### Texto original
++++++++++
Hay un rincón del mundo donde los niños olvidan el celular, se llenan de barro,
doman caballos y se atreven a ser ellos mismos.
Un lugar donde la libertad no se enseña: se vive. Ese lugar se llama Iwana Camp,
y no es solo un campamento: es una chispa que enciende infancias.
Una historia que nació del instinto y un dinosaurio doméstico
La fundadora de Iwana Camp —una mujer que estudió Educación Física, Ciencias Sociales, Historia del Arte y hasta Administración de Empresas— encontró su propósito viendo a sus hijos regresar de un campamento en Venezuela con las mejillas encendidas y los ojos brillantes. Allí, entre carpas y caballos, comprendió que todo lo que había vivido cobraba sentido. Como un rompecabezas emocional.
“Iwana” viene del taíno y significa iguana. Inspirado en la mascota de su hijo —una iguana viva que alguna vez fue el dinosaurio del hogar—, el nombre resuena también como un llamado del alma: I wanna camp. Una coincidencia feliz, como tantas cosas mágicas que ocurren bajo el cielo estrellado de Iwana.
++++++++++
### Datos
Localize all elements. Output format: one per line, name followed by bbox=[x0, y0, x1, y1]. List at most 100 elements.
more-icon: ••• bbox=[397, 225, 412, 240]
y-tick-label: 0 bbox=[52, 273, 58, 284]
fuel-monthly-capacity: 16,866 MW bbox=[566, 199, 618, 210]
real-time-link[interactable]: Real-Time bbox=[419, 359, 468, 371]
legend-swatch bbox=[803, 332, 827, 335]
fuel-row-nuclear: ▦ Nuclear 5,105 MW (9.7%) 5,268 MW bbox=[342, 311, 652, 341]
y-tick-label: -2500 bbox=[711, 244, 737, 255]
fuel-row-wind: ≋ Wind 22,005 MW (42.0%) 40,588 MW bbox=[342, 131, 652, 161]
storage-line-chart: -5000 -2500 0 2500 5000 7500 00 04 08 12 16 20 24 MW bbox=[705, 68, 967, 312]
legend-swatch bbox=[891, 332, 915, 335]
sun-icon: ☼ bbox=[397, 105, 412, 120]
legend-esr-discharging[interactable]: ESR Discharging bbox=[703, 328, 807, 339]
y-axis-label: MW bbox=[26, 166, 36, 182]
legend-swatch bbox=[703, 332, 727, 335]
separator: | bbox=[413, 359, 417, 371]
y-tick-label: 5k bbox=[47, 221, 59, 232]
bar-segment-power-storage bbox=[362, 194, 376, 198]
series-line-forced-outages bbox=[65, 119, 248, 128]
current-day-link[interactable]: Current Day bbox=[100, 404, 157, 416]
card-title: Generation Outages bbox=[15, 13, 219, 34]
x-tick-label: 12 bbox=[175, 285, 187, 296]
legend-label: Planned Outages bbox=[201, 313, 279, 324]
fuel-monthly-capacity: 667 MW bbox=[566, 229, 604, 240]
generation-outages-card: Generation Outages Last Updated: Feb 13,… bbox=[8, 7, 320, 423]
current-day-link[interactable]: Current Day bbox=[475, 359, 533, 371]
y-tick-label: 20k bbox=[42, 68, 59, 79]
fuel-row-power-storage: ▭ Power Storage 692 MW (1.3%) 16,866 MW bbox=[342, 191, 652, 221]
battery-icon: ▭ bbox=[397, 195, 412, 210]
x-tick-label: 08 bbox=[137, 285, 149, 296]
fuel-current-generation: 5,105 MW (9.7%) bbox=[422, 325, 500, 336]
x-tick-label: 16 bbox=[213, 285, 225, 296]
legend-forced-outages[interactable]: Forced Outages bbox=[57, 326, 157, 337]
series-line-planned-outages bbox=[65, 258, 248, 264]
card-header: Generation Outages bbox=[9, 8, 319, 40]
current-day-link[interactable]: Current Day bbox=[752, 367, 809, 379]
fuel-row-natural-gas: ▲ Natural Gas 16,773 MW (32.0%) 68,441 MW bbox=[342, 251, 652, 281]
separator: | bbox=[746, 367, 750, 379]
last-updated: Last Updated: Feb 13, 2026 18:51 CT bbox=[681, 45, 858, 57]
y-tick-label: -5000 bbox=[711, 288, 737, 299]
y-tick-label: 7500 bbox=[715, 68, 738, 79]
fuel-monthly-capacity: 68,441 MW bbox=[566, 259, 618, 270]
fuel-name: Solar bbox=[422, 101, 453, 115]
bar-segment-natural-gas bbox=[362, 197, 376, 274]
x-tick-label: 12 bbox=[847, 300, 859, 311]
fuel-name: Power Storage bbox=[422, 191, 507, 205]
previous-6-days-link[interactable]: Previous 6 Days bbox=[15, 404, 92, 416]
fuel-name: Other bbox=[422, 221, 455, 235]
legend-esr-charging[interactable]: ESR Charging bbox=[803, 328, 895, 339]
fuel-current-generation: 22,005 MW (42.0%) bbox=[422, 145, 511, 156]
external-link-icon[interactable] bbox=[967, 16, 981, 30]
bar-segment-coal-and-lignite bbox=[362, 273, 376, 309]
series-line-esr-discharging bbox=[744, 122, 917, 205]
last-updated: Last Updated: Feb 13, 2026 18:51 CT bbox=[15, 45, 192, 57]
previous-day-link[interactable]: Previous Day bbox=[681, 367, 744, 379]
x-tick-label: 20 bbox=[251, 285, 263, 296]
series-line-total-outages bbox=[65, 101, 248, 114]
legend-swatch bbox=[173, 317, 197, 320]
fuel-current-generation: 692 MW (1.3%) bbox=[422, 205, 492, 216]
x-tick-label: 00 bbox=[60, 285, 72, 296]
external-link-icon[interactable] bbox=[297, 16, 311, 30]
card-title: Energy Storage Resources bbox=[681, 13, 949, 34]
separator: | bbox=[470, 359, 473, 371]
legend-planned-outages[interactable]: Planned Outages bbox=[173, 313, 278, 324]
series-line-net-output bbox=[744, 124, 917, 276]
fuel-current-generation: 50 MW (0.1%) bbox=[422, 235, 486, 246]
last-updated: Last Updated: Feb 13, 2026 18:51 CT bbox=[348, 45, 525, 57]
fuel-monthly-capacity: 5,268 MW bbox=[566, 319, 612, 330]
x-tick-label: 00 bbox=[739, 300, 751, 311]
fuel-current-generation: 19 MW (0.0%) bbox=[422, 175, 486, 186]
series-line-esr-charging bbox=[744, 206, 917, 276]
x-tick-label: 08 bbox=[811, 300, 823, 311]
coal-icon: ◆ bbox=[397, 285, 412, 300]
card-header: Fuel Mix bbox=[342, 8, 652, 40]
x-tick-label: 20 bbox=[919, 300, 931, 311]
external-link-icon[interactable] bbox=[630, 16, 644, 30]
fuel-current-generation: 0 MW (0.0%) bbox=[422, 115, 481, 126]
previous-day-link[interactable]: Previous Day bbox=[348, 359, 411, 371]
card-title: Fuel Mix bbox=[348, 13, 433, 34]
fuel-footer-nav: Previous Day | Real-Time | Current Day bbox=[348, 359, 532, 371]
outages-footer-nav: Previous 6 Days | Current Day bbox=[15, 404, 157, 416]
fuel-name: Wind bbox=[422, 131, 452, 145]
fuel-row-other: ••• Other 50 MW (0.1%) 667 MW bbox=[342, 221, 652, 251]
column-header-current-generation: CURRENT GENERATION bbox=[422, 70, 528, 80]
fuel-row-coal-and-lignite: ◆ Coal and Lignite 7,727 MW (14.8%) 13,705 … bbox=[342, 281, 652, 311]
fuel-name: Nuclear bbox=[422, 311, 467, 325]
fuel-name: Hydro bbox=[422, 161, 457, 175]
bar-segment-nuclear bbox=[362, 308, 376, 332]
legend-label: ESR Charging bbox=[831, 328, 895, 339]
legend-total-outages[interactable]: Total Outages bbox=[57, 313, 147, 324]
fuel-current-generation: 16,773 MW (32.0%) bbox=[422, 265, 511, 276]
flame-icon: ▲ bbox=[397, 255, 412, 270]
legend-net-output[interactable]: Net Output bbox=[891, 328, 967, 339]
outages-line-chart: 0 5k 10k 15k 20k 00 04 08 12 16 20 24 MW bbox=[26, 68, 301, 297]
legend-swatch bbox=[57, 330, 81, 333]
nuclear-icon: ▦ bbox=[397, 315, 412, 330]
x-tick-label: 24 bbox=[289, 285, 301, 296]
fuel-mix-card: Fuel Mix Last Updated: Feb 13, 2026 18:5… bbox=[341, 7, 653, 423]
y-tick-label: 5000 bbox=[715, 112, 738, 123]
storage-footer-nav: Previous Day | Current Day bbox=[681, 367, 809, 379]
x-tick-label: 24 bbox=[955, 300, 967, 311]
++++++++++
### Tarea 1
Según el texto sobre Iwana Camp, ¿qué significa "Iwana" en taíno?
### Tarea 2
Devuelve del texto sobre Iwana Camp el fragmento de "Hay un rincón" a "un rompecabezas emocional.", copiado sin cambios.
### Tarea 3
Di si cada afirmación coincide con el texto sobre Iwana Camp: (a) la fundadora estudió Historia del Arte; (b) los hijos de la fundadora volvieron de un campamento en Colombia; (c) la mascota del hijo era una tortuga.

### Solución 1
Significa iguana.

### Solución 2
Hay un rincón del mundo donde los niños olvidan el celular, se llenan de barro,
doman caballos y se atreven a ser ellos mismos.
Un lugar donde la libertad no se enseña: se vive. Ese lugar se llama Iwana Camp,
y no es solo un campamento: es una chispa que enciende infancias.
Una historia que nació del instinto y un dinosaurio doméstico
La fundadora de Iwana Camp —una mujer que estudió Educación Física, Ciencias Sociales, Historia del Arte y hasta Administración de Empresas— encontró su propósito viendo a sus hijos regresar de un campamento en Venezuela con las mejillas encendidas y los ojos brillantes. Allí, entre carpas y caballos, comprendió que todo lo que había vivido cobraba sentido. Como un rompecabezas emocional.

### Solución 3
(a) Sí: "estudió Educación Física, Ciencias Sociales, Historia del Arte y hasta Administración de Empresas".
(b) No: "regresar de un campamento en Venezuela".
(c) No: "una iguana viva que alguna vez fue el dinosaurio del hogar".